::: Records shown :::

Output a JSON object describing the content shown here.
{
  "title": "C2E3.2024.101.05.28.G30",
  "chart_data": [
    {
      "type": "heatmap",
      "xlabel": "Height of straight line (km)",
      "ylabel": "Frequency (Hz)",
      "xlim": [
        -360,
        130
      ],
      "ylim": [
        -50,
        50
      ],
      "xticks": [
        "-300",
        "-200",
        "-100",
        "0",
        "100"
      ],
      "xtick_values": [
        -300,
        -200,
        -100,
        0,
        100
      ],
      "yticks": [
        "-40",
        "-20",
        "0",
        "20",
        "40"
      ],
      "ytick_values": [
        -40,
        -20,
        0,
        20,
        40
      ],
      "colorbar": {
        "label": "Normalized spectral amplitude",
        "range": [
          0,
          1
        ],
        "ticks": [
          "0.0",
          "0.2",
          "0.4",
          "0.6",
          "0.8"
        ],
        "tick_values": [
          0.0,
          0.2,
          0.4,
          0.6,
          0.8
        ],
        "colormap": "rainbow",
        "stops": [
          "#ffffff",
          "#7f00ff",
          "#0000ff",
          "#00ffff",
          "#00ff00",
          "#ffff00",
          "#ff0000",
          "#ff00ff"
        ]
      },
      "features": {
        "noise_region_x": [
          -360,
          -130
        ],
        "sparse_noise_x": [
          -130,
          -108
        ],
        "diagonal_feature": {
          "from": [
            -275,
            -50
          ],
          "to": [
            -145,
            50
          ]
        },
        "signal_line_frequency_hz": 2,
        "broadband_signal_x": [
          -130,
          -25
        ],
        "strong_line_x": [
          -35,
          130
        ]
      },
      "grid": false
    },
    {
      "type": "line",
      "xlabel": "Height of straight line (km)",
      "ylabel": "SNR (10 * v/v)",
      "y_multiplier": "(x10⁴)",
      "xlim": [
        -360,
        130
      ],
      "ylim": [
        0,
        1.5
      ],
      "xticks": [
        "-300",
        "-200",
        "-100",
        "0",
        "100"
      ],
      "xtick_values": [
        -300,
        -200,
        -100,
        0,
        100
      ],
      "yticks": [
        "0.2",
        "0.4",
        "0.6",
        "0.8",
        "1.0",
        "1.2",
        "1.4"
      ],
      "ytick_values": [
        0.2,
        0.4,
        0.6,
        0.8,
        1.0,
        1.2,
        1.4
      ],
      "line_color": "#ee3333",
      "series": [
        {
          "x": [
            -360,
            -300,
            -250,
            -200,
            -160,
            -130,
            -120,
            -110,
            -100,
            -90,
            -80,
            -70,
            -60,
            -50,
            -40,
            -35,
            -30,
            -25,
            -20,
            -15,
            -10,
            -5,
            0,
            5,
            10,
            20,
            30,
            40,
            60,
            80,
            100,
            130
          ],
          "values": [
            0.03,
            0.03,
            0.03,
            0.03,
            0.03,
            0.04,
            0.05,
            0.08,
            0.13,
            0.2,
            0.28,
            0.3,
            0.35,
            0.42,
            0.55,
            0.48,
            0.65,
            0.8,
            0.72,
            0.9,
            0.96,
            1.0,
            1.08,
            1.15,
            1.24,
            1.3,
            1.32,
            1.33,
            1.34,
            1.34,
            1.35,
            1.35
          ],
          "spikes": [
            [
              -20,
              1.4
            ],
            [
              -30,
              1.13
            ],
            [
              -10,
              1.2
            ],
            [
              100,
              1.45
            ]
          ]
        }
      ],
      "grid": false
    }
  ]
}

:::

Tally the lines in the records above that contain the word "ylabel", and give only that number.

2